[Exercise]: Print the entries below in their entirety, exactly as they are written.

[Supplied data]:
=====

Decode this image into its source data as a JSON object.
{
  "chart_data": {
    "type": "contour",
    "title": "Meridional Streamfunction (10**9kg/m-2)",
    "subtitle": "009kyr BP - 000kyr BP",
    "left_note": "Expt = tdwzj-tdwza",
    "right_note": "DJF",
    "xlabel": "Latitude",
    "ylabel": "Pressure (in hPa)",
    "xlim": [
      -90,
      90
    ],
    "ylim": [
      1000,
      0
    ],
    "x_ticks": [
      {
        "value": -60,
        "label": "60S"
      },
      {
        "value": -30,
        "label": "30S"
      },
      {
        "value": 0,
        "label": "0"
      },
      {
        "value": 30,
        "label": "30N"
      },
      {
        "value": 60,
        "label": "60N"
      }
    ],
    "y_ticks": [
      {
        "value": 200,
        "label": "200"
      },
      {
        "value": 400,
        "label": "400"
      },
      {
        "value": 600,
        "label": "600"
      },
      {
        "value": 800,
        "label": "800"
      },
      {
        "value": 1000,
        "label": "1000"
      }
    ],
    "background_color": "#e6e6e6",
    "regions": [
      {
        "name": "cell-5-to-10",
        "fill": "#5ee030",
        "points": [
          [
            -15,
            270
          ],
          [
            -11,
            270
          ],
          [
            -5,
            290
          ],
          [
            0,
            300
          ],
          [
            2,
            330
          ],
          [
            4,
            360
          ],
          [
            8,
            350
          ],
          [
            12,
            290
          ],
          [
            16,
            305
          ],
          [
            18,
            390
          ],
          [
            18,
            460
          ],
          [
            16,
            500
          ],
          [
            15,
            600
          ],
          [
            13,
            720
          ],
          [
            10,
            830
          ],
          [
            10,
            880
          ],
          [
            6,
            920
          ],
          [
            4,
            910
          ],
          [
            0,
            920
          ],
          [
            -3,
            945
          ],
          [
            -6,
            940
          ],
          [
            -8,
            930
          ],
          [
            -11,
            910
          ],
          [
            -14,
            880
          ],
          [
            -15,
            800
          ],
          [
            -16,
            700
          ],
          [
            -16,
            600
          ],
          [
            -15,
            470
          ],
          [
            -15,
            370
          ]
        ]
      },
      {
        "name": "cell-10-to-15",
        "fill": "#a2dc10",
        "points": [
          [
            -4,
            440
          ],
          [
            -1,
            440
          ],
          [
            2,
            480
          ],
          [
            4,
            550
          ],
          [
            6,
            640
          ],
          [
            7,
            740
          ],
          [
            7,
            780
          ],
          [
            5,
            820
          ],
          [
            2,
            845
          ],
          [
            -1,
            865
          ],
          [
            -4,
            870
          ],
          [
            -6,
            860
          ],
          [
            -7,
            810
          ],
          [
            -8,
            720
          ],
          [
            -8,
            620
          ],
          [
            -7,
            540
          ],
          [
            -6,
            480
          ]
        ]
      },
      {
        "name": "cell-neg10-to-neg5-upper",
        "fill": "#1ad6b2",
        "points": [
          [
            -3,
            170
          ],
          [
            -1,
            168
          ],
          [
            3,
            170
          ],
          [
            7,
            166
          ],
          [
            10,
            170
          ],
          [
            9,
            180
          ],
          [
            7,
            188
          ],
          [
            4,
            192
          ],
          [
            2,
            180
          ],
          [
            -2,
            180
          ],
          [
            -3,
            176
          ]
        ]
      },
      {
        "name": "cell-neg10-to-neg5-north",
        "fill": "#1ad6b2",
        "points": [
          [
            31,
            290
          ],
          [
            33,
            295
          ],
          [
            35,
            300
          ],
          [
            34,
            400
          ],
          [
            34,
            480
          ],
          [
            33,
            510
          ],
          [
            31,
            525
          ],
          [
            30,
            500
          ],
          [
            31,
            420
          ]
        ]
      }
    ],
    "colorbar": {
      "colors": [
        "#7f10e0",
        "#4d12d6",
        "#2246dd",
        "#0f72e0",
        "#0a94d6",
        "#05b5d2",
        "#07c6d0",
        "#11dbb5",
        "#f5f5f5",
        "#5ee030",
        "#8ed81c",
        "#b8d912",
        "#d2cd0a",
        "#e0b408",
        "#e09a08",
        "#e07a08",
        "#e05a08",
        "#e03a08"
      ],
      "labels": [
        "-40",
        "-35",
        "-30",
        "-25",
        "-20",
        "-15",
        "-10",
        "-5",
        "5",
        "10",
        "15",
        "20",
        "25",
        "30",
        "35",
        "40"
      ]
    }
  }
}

=====

[Reply]:
Decode this image into its source data as a JSON object.
{
  "chart_data": {
    "type": "contour",
    "title": "Meridional Streamfunction (10**9kg/m-2)",
    "subtitle": "009kyr BP - 000kyr BP",
    "left_note": "Expt = tdwzj-tdwza",
    "right_note": "DJF",
    "xlabel": "Latitude",
    "ylabel": "Pressure (in hPa)",
    "xlim": [
      -90,
      90
    ],
    "ylim": [
      1000,
      0
    ],
    "x_ticks": [
      {
        "value": -60,
        "label": "60S"
      },
      {
        "value": -30,
        "label": "30S"
      },
      {
        "value": 0,
        "label": "0"
      },
      {
        "value": 30,
        "label": "30N"
      },
      {
        "value": 60,
        "label": "60N"
      }
    ],
    "y_ticks": [
      {
        "value": 200,
        "label": "200"
      },
      {
        "value": 400,
        "label": "400"
      },
      {
        "value": 600,
        "label": "600"
      },
      {
        "value": 800,
        "label": "800"
      },
      {
        "value": 1000,
        "label": "1000"
      }
    ],
    "background_color": "#e6e6e6",
    "regions": [
      {
        "name": "cell-5-to-10",
        "fill": "#5ee030",
        "points": [
          [
            -15,
            270
          ],
          [
            -11,
            270
          ],
          [
            -5,
            290
          ],
          [
            0,
            300
          ],
          [
            2,
            330
          ],
          [
            4,
            360
          ],
          [
            8,
            350
          ],
          [
            12,
            290
          ],
          [
            16,
            305
          ],
          [
            18,
            390
          ],
          [
            18,
            460
          ],
          [
            16,
            500
          ],
          [
            15,
            600
          ],
          [
            13,
            720
          ],
          [
            10,
            830
          ],
          [
            10,
            880
          ],
          [
            6,
            920
          ],
          [
            4,
            910
          ],
          [
            0,
            920
          ],
          [
            -3,
            945
          ],
          [
            -6,
            940
          ],
          [
            -8,
            930
          ],
          [
            -11,
            910
          ],
          [
            -14,
            880
          ],
          [
            -15,
            800
          ],
          [
            -16,
            700
          ],
          [
            -16,
            600
          ],
          [
            -15,
            470
          ],
          [
            -15,
            370
          ]
        ]
      },
      {
        "name": "cell-10-to-15",
        "fill": "#a2dc10",
        "points": [
          [
            -4,
            440
          ],
          [
            -1,
            440
          ],
          [
            2,
            480
          ],
          [
            4,
            550
          ],
          [
            6,
            640
          ],
          [
            7,
            740
          ],
          [
            7,
            780
          ],
          [
            5,
            820
          ],
          [
            2,
            845
          ],
          [
            -1,
            865
          ],
          [
            -4,
            870
          ],
          [
            -6,
            860
          ],
          [
            -7,
            810
          ],
          [
            -8,
            720
          ],
          [
            -8,
            620
          ],
          [
            -7,
            540
          ],
          [
            -6,
            480
          ]
        ]
      },
      {
        "name": "cell-neg10-to-neg5-upper",
        "fill": "#1ad6b2",
        "points": [
          [
            -3,
            170
          ],
          [
            -1,
            168
          ],
          [
            3,
            170
          ],
          [
            7,
            166
          ],
          [
            10,
            170
          ],
          [
            9,
            180
          ],
          [
            7,
            188
          ],
          [
            4,
            192
          ],
          [
            2,
            180
          ],
          [
            -2,
            180
          ],
          [
            -3,
            176
          ]
        ]
      },
      {
        "name": "cell-neg10-to-neg5-north",
        "fill": "#1ad6b2",
        "points": [
          [
            31,
            290
          ],
          [
            33,
            295
          ],
          [
            35,
            300
          ],
          [
            34,
            400
          ],
          [
            34,
            480
          ],
          [
            33,
            510
          ],
          [
            31,
            525
          ],
          [
            30,
            500
          ],
          [
            31,
            420
          ]
        ]
      }
    ],
    "colorbar": {
      "colors": [
        "#7f10e0",
        "#4d12d6",
        "#2246dd",
        "#0f72e0",
        "#0a94d6",
        "#05b5d2",
        "#07c6d0",
        "#11dbb5",
        "#f5f5f5",
        "#5ee030",
        "#8ed81c",
        "#b8d912",
        "#d2cd0a",
        "#e0b408",
        "#e09a08",
        "#e07a08",
        "#e05a08",
        "#e03a08"
      ],
      "labels": [
        "-40",
        "-35",
        "-30",
        "-25",
        "-20",
        "-15",
        "-10",
        "-5",
        "5",
        "10",
        "15",
        "20",
        "25",
        "30",
        "35",
        "40"
      ]
    }
  }
}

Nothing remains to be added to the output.